**WHAT IS NEEDED**
Leave out the pictures and repeat everything else in the records exactly.

**DATA SHOWN**

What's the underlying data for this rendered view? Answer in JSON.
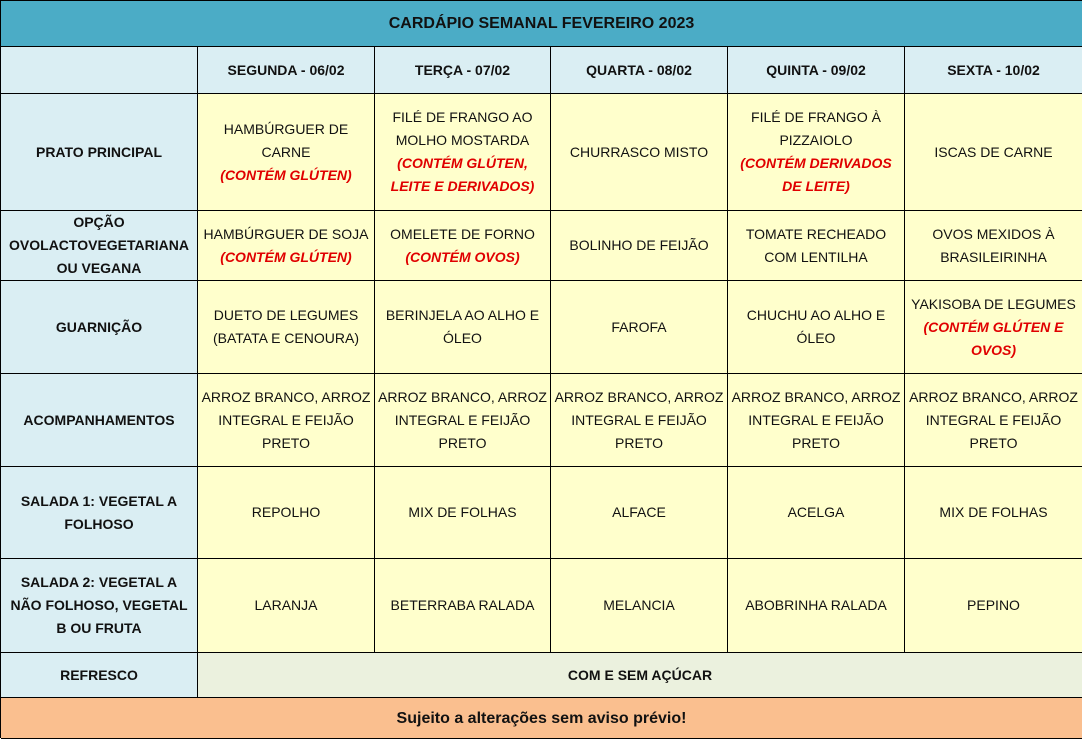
{
  "title": "CARDÁPIO SEMANAL FEVEREIRO 2023",
  "days": [
    "SEGUNDA - 06/02",
    "TERÇA - 07/02",
    "QUARTA - 08/02",
    "QUINTA - 09/02",
    "SEXTA - 10/02"
  ],
  "rows": [
    {
      "label": "PRATO PRINCIPAL",
      "cells": [
        {
          "text": "HAMBÚRGUER DE CARNE",
          "allergen": "(CONTÉM GLÚTEN)"
        },
        {
          "text": "FILÉ DE FRANGO AO MOLHO MOSTARDA",
          "allergen": "(CONTÉM GLÚTEN, LEITE E DERIVADOS)"
        },
        {
          "text": "CHURRASCO MISTO"
        },
        {
          "text": "FILÉ DE FRANGO À PIZZAIOLO",
          "allergen": "(CONTÉM DERIVADOS DE LEITE)"
        },
        {
          "text": "ISCAS DE CARNE"
        }
      ]
    },
    {
      "label": "OPÇÃO OVOLACTOVEGETARIANA OU VEGANA",
      "cells": [
        {
          "text": "HAMBÚRGUER DE SOJA",
          "allergen": "(CONTÉM GLÚTEN)"
        },
        {
          "text": "OMELETE DE FORNO",
          "allergen": "(CONTÉM OVOS)"
        },
        {
          "text": "BOLINHO DE FEIJÃO"
        },
        {
          "text": "TOMATE RECHEADO COM LENTILHA"
        },
        {
          "text": "OVOS MEXIDOS À BRASILEIRINHA"
        }
      ]
    },
    {
      "label": "GUARNIÇÃO",
      "cells": [
        {
          "text": "DUETO DE LEGUMES (BATATA E CENOURA)"
        },
        {
          "text": "BERINJELA AO ALHO E ÓLEO"
        },
        {
          "text": "FAROFA"
        },
        {
          "text": "CHUCHU AO ALHO E ÓLEO"
        },
        {
          "text": "YAKISOBA DE LEGUMES",
          "allergen": "(CONTÉM GLÚTEN E OVOS)"
        }
      ]
    },
    {
      "label": "ACOMPANHAMENTOS",
      "cells": [
        {
          "text": "ARROZ BRANCO, ARROZ INTEGRAL E FEIJÃO PRETO"
        },
        {
          "text": "ARROZ BRANCO, ARROZ INTEGRAL E FEIJÃO PRETO"
        },
        {
          "text": "ARROZ BRANCO, ARROZ INTEGRAL E FEIJÃO PRETO"
        },
        {
          "text": "ARROZ BRANCO, ARROZ INTEGRAL E FEIJÃO PRETO"
        },
        {
          "text": "ARROZ BRANCO, ARROZ INTEGRAL E FEIJÃO PRETO"
        }
      ]
    },
    {
      "label": "SALADA 1: VEGETAL A FOLHOSO",
      "cells": [
        {
          "text": "REPOLHO"
        },
        {
          "text": "MIX DE FOLHAS"
        },
        {
          "text": "ALFACE"
        },
        {
          "text": "ACELGA"
        },
        {
          "text": "MIX DE FOLHAS"
        }
      ]
    },
    {
      "label": "SALADA 2: VEGETAL A NÃO FOLHOSO,   VEGETAL B OU FRUTA",
      "cells": [
        {
          "text": "LARANJA"
        },
        {
          "text": "BETERRABA RALADA"
        },
        {
          "text": "MELANCIA"
        },
        {
          "text": "ABOBRINHA RALADA"
        },
        {
          "text": "PEPINO"
        }
      ]
    }
  ],
  "refresco": {
    "label": "REFRESCO",
    "value": "COM E SEM AÇÚCAR"
  },
  "footer": "Sujeito a alterações sem aviso prévio!",
  "colors": {
    "title_bg": "#4bacc6",
    "header_bg": "#daeef3",
    "cell_bg": "#ffffcc",
    "refresco_bg": "#ebf1de",
    "footer_bg": "#fabf8f",
    "allergen": "#e00000"
  }
}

**WRITTEN ANSWER**
What's the underlying data for this rendered view? Answer in JSON.
{
  "title": "CARDÁPIO SEMANAL FEVEREIRO 2023",
  "days": [
    "SEGUNDA - 06/02",
    "TERÇA - 07/02",
    "QUARTA - 08/02",
    "QUINTA - 09/02",
    "SEXTA - 10/02"
  ],
  "rows": [
    {
      "label": "PRATO PRINCIPAL",
      "cells": [
        {
          "text": "HAMBÚRGUER DE CARNE",
          "allergen": "(CONTÉM GLÚTEN)"
        },
        {
          "text": "FILÉ DE FRANGO AO MOLHO MOSTARDA",
          "allergen": "(CONTÉM GLÚTEN, LEITE E DERIVADOS)"
        },
        {
          "text": "CHURRASCO MISTO"
        },
        {
          "text": "FILÉ DE FRANGO À PIZZAIOLO",
          "allergen": "(CONTÉM DERIVADOS DE LEITE)"
        },
        {
          "text": "ISCAS DE CARNE"
        }
      ]
    },
    {
      "label": "OPÇÃO OVOLACTOVEGETARIANA OU VEGANA",
      "cells": [
        {
          "text": "HAMBÚRGUER DE SOJA",
          "allergen": "(CONTÉM GLÚTEN)"
        },
        {
          "text": "OMELETE DE FORNO",
          "allergen": "(CONTÉM OVOS)"
        },
        {
          "text": "BOLINHO DE FEIJÃO"
        },
        {
          "text": "TOMATE RECHEADO COM LENTILHA"
        },
        {
          "text": "OVOS MEXIDOS À BRASILEIRINHA"
        }
      ]
    },
    {
      "label": "GUARNIÇÃO",
      "cells": [
        {
          "text": "DUETO DE LEGUMES (BATATA E CENOURA)"
        },
        {
          "text": "BERINJELA AO ALHO E ÓLEO"
        },
        {
          "text": "FAROFA"
        },
        {
          "text": "CHUCHU AO ALHO E ÓLEO"
        },
        {
          "text": "YAKISOBA DE LEGUMES",
          "allergen": "(CONTÉM GLÚTEN E OVOS)"
        }
      ]
    },
    {
      "label": "ACOMPANHAMENTOS",
      "cells": [
        {
          "text": "ARROZ BRANCO, ARROZ INTEGRAL E FEIJÃO PRETO"
        },
        {
          "text": "ARROZ BRANCO, ARROZ INTEGRAL E FEIJÃO PRETO"
        },
        {
          "text": "ARROZ BRANCO, ARROZ INTEGRAL E FEIJÃO PRETO"
        },
        {
          "text": "ARROZ BRANCO, ARROZ INTEGRAL E FEIJÃO PRETO"
        },
        {
          "text": "ARROZ BRANCO, ARROZ INTEGRAL E FEIJÃO PRETO"
        }
      ]
    },
    {
      "label": "SALADA 1: VEGETAL A FOLHOSO",
      "cells": [
        {
          "text": "REPOLHO"
        },
        {
          "text": "MIX DE FOLHAS"
        },
        {
          "text": "ALFACE"
        },
        {
          "text": "ACELGA"
        },
        {
          "text": "MIX DE FOLHAS"
        }
      ]
    },
    {
      "label": "SALADA 2: VEGETAL A NÃO FOLHOSO,   VEGETAL B OU FRUTA",
      "cells": [
        {
          "text": "LARANJA"
        },
        {
          "text": "BETERRABA RALADA"
        },
        {
          "text": "MELANCIA"
        },
        {
          "text": "ABOBRINHA RALADA"
        },
        {
          "text": "PEPINO"
        }
      ]
    }
  ],
  "refresco": {
    "label": "REFRESCO",
    "value": "COM E SEM AÇÚCAR"
  },
  "footer": "Sujeito a alterações sem aviso prévio!",
  "colors": {
    "title_bg": "#4bacc6",
    "header_bg": "#daeef3",
    "cell_bg": "#ffffcc",
    "refresco_bg": "#ebf1de",
    "footer_bg": "#fabf8f",
    "allergen": "#e00000"
  }
}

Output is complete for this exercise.